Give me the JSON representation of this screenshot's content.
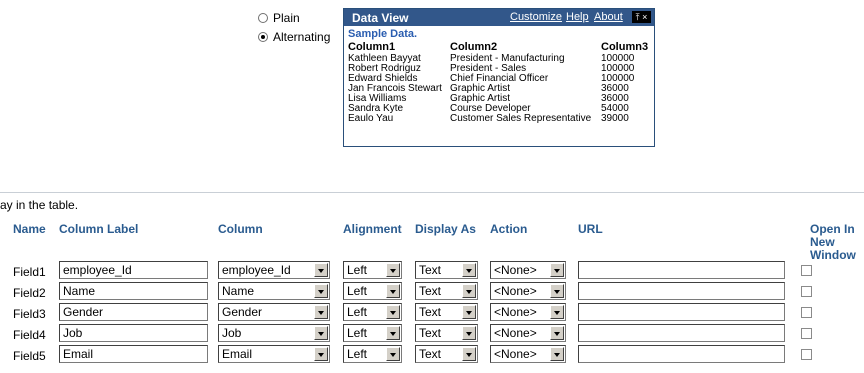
{
  "style_options": {
    "plain_label": "Plain",
    "alternating_label": "Alternating",
    "selected": "Alternating"
  },
  "data_view": {
    "title": "Data View",
    "links": {
      "customize": "Customize",
      "help": "Help",
      "about": "About"
    },
    "icons": "⤒ ×",
    "subtitle": "Sample Data.",
    "headers": [
      "Column1",
      "Column2",
      "Column3"
    ],
    "rows": [
      [
        "Kathleen Bayyat",
        "President - Manufacturing",
        "100000"
      ],
      [
        "Robert Rodriguz",
        "President - Sales",
        "100000"
      ],
      [
        "Edward Shields",
        "Chief Financial Officer",
        "100000"
      ],
      [
        "Jan Francois Stewart",
        "Graphic Artist",
        "36000"
      ],
      [
        "Lisa Williams",
        "Graphic Artist",
        "36000"
      ],
      [
        "Sandra Kyte",
        "Course Developer",
        "54000"
      ],
      [
        "Eaulo Yau",
        "Customer Sales Representative",
        "39000"
      ]
    ]
  },
  "help_text": "ay in the table.",
  "table": {
    "headers": {
      "name": "Name",
      "column_label": "Column Label",
      "column": "Column",
      "alignment": "Alignment",
      "display_as": "Display As",
      "action": "Action",
      "url": "URL",
      "open_new_window": "Open In New Window"
    },
    "fields": [
      {
        "name": "Field1",
        "label": "employee_Id",
        "column": "employee_Id",
        "alignment": "Left",
        "display_as": "Text",
        "action": "<None>",
        "url": "",
        "open_new_window": false
      },
      {
        "name": "Field2",
        "label": "Name",
        "column": "Name",
        "alignment": "Left",
        "display_as": "Text",
        "action": "<None>",
        "url": "",
        "open_new_window": false
      },
      {
        "name": "Field3",
        "label": "Gender",
        "column": "Gender",
        "alignment": "Left",
        "display_as": "Text",
        "action": "<None>",
        "url": "",
        "open_new_window": false
      },
      {
        "name": "Field4",
        "label": "Job",
        "column": "Job",
        "alignment": "Left",
        "display_as": "Text",
        "action": "<None>",
        "url": "",
        "open_new_window": false
      },
      {
        "name": "Field5",
        "label": "Email",
        "column": "Email",
        "alignment": "Left",
        "display_as": "Text",
        "action": "<None>",
        "url": "",
        "open_new_window": false
      }
    ]
  },
  "colors": {
    "header_blue": "#32578a",
    "column_header": "#2a5b8f",
    "subtitle": "#2a5db0"
  }
}
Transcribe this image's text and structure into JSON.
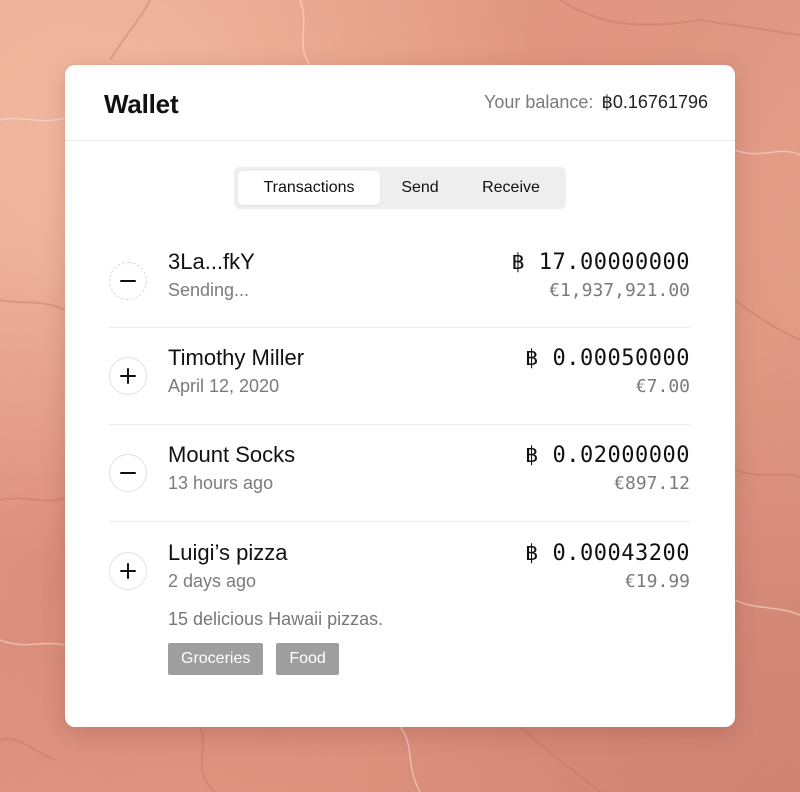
{
  "wallet": {
    "title": "Wallet",
    "balance_label": "Your balance:",
    "balance_value": "฿0.16761796"
  },
  "tabs": [
    {
      "label": "Transactions",
      "active": true
    },
    {
      "label": "Send",
      "active": false
    },
    {
      "label": "Receive",
      "active": false
    }
  ],
  "transactions": [
    {
      "direction": "minus",
      "icon": "minus-icon",
      "name": "3La...fkY",
      "subtitle": "Sending...",
      "amount": "฿ 17.00000000",
      "fiat": "€1,937,921.00"
    },
    {
      "direction": "plus",
      "icon": "plus-icon",
      "name": "Timothy Miller",
      "subtitle": "April 12, 2020",
      "amount": "฿ 0.00050000",
      "fiat": "€7.00"
    },
    {
      "direction": "minus",
      "icon": "minus-icon",
      "name": "Mount Socks",
      "subtitle": "13 hours ago",
      "amount": "฿ 0.02000000",
      "fiat": "€897.12"
    },
    {
      "direction": "plus",
      "icon": "plus-icon",
      "name": "Luigi’s pizza",
      "subtitle": "2 days ago",
      "amount": "฿ 0.00043200",
      "fiat": "€19.99",
      "description": "15 delicious Hawaii pizzas.",
      "tags": [
        "Groceries",
        "Food"
      ]
    }
  ],
  "colors": {
    "background": "#e3a08a",
    "card": "#ffffff",
    "tag": "#9e9e9e",
    "muted_text": "#7b7b7b"
  }
}
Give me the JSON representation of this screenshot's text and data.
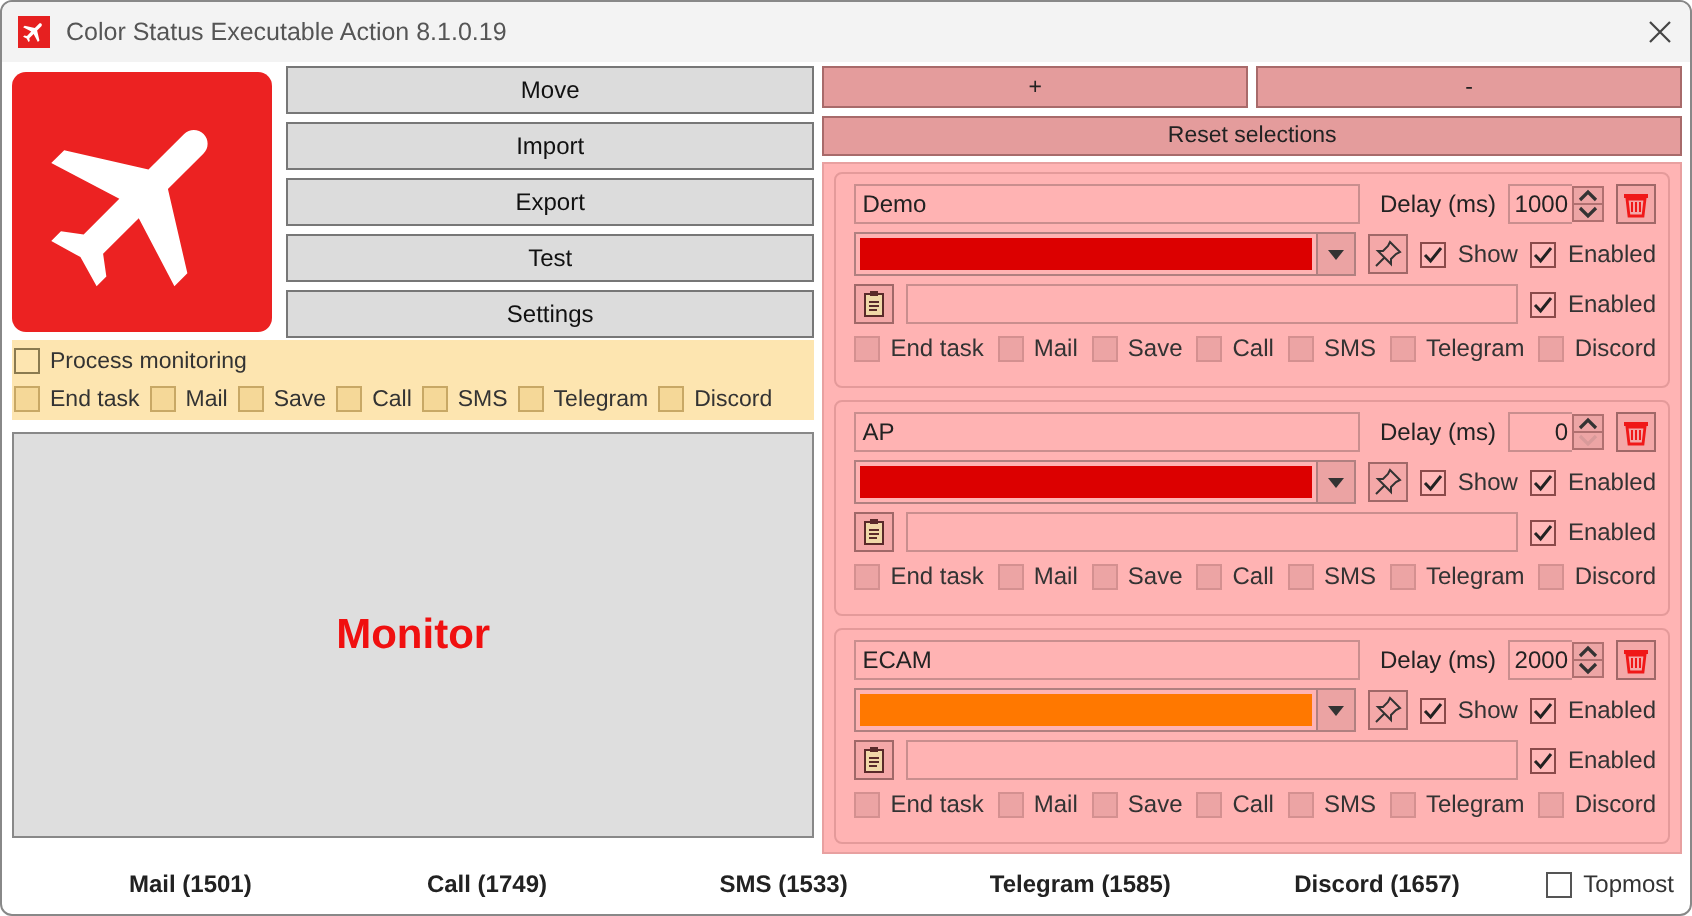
{
  "window": {
    "title": "Color Status Executable Action 8.1.0.19"
  },
  "buttons": [
    "Move",
    "Import",
    "Export",
    "Test",
    "Settings"
  ],
  "process_monitoring": {
    "label": "Process monitoring",
    "checked": false
  },
  "actions": [
    {
      "label": "End task",
      "checked": false
    },
    {
      "label": "Mail",
      "checked": false
    },
    {
      "label": "Save",
      "checked": false
    },
    {
      "label": "Call",
      "checked": false
    },
    {
      "label": "SMS",
      "checked": false
    },
    {
      "label": "Telegram",
      "checked": false
    },
    {
      "label": "Discord",
      "checked": false
    }
  ],
  "monitor": {
    "text": "Monitor"
  },
  "top_buttons": [
    "+",
    "-"
  ],
  "reset_button": "Reset selections",
  "entries": [
    {
      "name": "Demo",
      "delay_label": "Delay (ms)",
      "delay": "1000",
      "down_disabled": false,
      "color": "#dc0000",
      "show": {
        "label": "Show",
        "checked": true
      },
      "enabled": {
        "label": "Enabled",
        "checked": true
      },
      "command_enabled": {
        "label": "Enabled",
        "checked": true
      },
      "actions": [
        {
          "label": "End task",
          "checked": false
        },
        {
          "label": "Mail",
          "checked": false
        },
        {
          "label": "Save",
          "checked": false
        },
        {
          "label": "Call",
          "checked": false
        },
        {
          "label": "SMS",
          "checked": false
        },
        {
          "label": "Telegram",
          "checked": false
        },
        {
          "label": "Discord",
          "checked": false
        }
      ]
    },
    {
      "name": "AP",
      "delay_label": "Delay (ms)",
      "delay": "0",
      "down_disabled": true,
      "color": "#dc0000",
      "show": {
        "label": "Show",
        "checked": true
      },
      "enabled": {
        "label": "Enabled",
        "checked": true
      },
      "command_enabled": {
        "label": "Enabled",
        "checked": true
      },
      "actions": [
        {
          "label": "End task",
          "checked": false
        },
        {
          "label": "Mail",
          "checked": false
        },
        {
          "label": "Save",
          "checked": false
        },
        {
          "label": "Call",
          "checked": false
        },
        {
          "label": "SMS",
          "checked": false
        },
        {
          "label": "Telegram",
          "checked": false
        },
        {
          "label": "Discord",
          "checked": false
        }
      ]
    },
    {
      "name": "ECAM",
      "delay_label": "Delay (ms)",
      "delay": "2000",
      "down_disabled": false,
      "color": "#ff7800",
      "show": {
        "label": "Show",
        "checked": true
      },
      "enabled": {
        "label": "Enabled",
        "checked": true
      },
      "command_enabled": {
        "label": "Enabled",
        "checked": true
      },
      "actions": [
        {
          "label": "End task",
          "checked": false
        },
        {
          "label": "Mail",
          "checked": false
        },
        {
          "label": "Save",
          "checked": false
        },
        {
          "label": "Call",
          "checked": false
        },
        {
          "label": "SMS",
          "checked": false
        },
        {
          "label": "Telegram",
          "checked": false
        },
        {
          "label": "Discord",
          "checked": false
        }
      ]
    }
  ],
  "status_bar": {
    "counters": [
      "Mail (1501)",
      "Call (1749)",
      "SMS (1533)",
      "Telegram (1585)",
      "Discord (1657)"
    ],
    "topmost": {
      "label": "Topmost",
      "checked": false
    }
  }
}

________

- [The problem]: Ignore the images and quote every line of the listing exactly.

- [Solution to the exercise]:
Give me the JSON representation of this screenshot's content.
{
  "style_options": {
    "plain_label": "Plain",
    "alternating_label": "Alternating",
    "selected": "Alternating"
  },
  "data_view": {
    "title": "Data View",
    "links": {
      "customize": "Customize",
      "help": "Help",
      "about": "About"
    },
    "icons": "⤒ ×",
    "subtitle": "Sample Data.",
    "headers": [
      "Column1",
      "Column2",
      "Column3"
    ],
    "rows": [
      [
        "Kathleen Bayyat",
        "President - Manufacturing",
        "100000"
      ],
      [
        "Robert Rodriguz",
        "President - Sales",
        "100000"
      ],
      [
        "Edward Shields",
        "Chief Financial Officer",
        "100000"
      ],
      [
        "Jan Francois Stewart",
        "Graphic Artist",
        "36000"
      ],
      [
        "Lisa Williams",
        "Graphic Artist",
        "36000"
      ],
      [
        "Sandra Kyte",
        "Course Developer",
        "54000"
      ],
      [
        "Eaulo Yau",
        "Customer Sales Representative",
        "39000"
      ]
    ]
  },
  "help_text": "ay in the table.",
  "table": {
    "headers": {
      "name": "Name",
      "column_label": "Column Label",
      "column": "Column",
      "alignment": "Alignment",
      "display_as": "Display As",
      "action": "Action",
      "url": "URL",
      "open_new_window": "Open In New Window"
    },
    "fields": [
      {
        "name": "Field1",
        "label": "employee_Id",
        "column": "employee_Id",
        "alignment": "Left",
        "display_as": "Text",
        "action": "<None>",
        "url": "",
        "open_new_window": false
      },
      {
        "name": "Field2",
        "label": "Name",
        "column": "Name",
        "alignment": "Left",
        "display_as": "Text",
        "action": "<None>",
        "url": "",
        "open_new_window": false
      },
      {
        "name": "Field3",
        "label": "Gender",
        "column": "Gender",
        "alignment": "Left",
        "display_as": "Text",
        "action": "<None>",
        "url": "",
        "open_new_window": false
      },
      {
        "name": "Field4",
        "label": "Job",
        "column": "Job",
        "alignment": "Left",
        "display_as": "Text",
        "action": "<None>",
        "url": "",
        "open_new_window": false
      },
      {
        "name": "Field5",
        "label": "Email",
        "column": "Email",
        "alignment": "Left",
        "display_as": "Text",
        "action": "<None>",
        "url": "",
        "open_new_window": false
      }
    ]
  },
  "colors": {
    "header_blue": "#32578a",
    "column_header": "#2a5b8f",
    "subtitle": "#2a5db0"
  }
}
Transcribe this image's text and structure into JSON.
{
  "wallet": {
    "title": "Wallet",
    "balance_label": "Your balance:",
    "balance_value": "฿0.16761796"
  },
  "tabs": [
    {
      "label": "Transactions",
      "active": true
    },
    {
      "label": "Send",
      "active": false
    },
    {
      "label": "Receive",
      "active": false
    }
  ],
  "transactions": [
    {
      "direction": "minus",
      "icon": "minus-icon",
      "name": "3La...fkY",
      "subtitle": "Sending...",
      "amount": "฿ 17.00000000",
      "fiat": "€1,937,921.00"
    },
    {
      "direction": "plus",
      "icon": "plus-icon",
      "name": "Timothy Miller",
      "subtitle": "April 12, 2020",
      "amount": "฿ 0.00050000",
      "fiat": "€7.00"
    },
    {
      "direction": "minus",
      "icon": "minus-icon",
      "name": "Mount Socks",
      "subtitle": "13 hours ago",
      "amount": "฿ 0.02000000",
      "fiat": "€897.12"
    },
    {
      "direction": "plus",
      "icon": "plus-icon",
      "name": "Luigi’s pizza",
      "subtitle": "2 days ago",
      "amount": "฿ 0.00043200",
      "fiat": "€19.99",
      "description": "15 delicious Hawaii pizzas.",
      "tags": [
        "Groceries",
        "Food"
      ]
    }
  ],
  "colors": {
    "background": "#e3a08a",
    "card": "#ffffff",
    "tag": "#9e9e9e",
    "muted_text": "#7b7b7b"
  }
}
Give me the JSON representation of this screenshot's text and data.
{
  "window": {
    "title": "Color Status Executable Action 8.1.0.19"
  },
  "buttons": [
    "Move",
    "Import",
    "Export",
    "Test",
    "Settings"
  ],
  "process_monitoring": {
    "label": "Process monitoring",
    "checked": false
  },
  "actions": [
    {
      "label": "End task",
      "checked": false
    },
    {
      "label": "Mail",
      "checked": false
    },
    {
      "label": "Save",
      "checked": false
    },
    {
      "label": "Call",
      "checked": false
    },
    {
      "label": "SMS",
      "checked": false
    },
    {
      "label": "Telegram",
      "checked": false
    },
    {
      "label": "Discord",
      "checked": false
    }
  ],
  "monitor": {
    "text": "Monitor"
  },
  "top_buttons": [
    "+",
    "-"
  ],
  "reset_button": "Reset selections",
  "entries": [
    {
      "name": "Demo",
      "delay_label": "Delay (ms)",
      "delay": "1000",
      "down_disabled": false,
      "color": "#dc0000",
      "show": {
        "label": "Show",
        "checked": true
      },
      "enabled": {
        "label": "Enabled",
        "checked": true
      },
      "command_enabled": {
        "label": "Enabled",
        "checked": true
      },
      "actions": [
        {
          "label": "End task",
          "checked": false
        },
        {
          "label": "Mail",
          "checked": false
        },
        {
          "label": "Save",
          "checked": false
        },
        {
          "label": "Call",
          "checked": false
        },
        {
          "label": "SMS",
          "checked": false
        },
        {
          "label": "Telegram",
          "checked": false
        },
        {
          "label": "Discord",
          "checked": false
        }
      ]
    },
    {
      "name": "AP",
      "delay_label": "Delay (ms)",
      "delay": "0",
      "down_disabled": true,
      "color": "#dc0000",
      "show": {
        "label": "Show",
        "checked": true
      },
      "enabled": {
        "label": "Enabled",
        "checked": true
      },
      "command_enabled": {
        "label": "Enabled",
        "checked": true
      },
      "actions": [
        {
          "label": "End task",
          "checked": false
        },
        {
          "label": "Mail",
          "checked": false
        },
        {
          "label": "Save",
          "checked": false
        },
        {
          "label": "Call",
          "checked": false
        },
        {
          "label": "SMS",
          "checked": false
        },
        {
          "label": "Telegram",
          "checked": false
        },
        {
          "label": "Discord",
          "checked": false
        }
      ]
    },
    {
      "name": "ECAM",
      "delay_label": "Delay (ms)",
      "delay": "2000",
      "down_disabled": false,
      "color": "#ff7800",
      "show": {
        "label": "Show",
        "checked": true
      },
      "enabled": {
        "label": "Enabled",
        "checked": true
      },
      "command_enabled": {
        "label": "Enabled",
        "checked": true
      },
      "actions": [
        {
          "label": "End task",
          "checked": false
        },
        {
          "label": "Mail",
          "checked": false
        },
        {
          "label": "Save",
          "checked": false
        },
        {
          "label": "Call",
          "checked": false
        },
        {
          "label": "SMS",
          "checked": false
        },
        {
          "label": "Telegram",
          "checked": false
        },
        {
          "label": "Discord",
          "checked": false
        }
      ]
    }
  ],
  "status_bar": {
    "counters": [
      "Mail (1501)",
      "Call (1749)",
      "SMS (1533)",
      "Telegram (1585)",
      "Discord (1657)"
    ],
    "topmost": {
      "label": "Topmost",
      "checked": false
    }
  }
}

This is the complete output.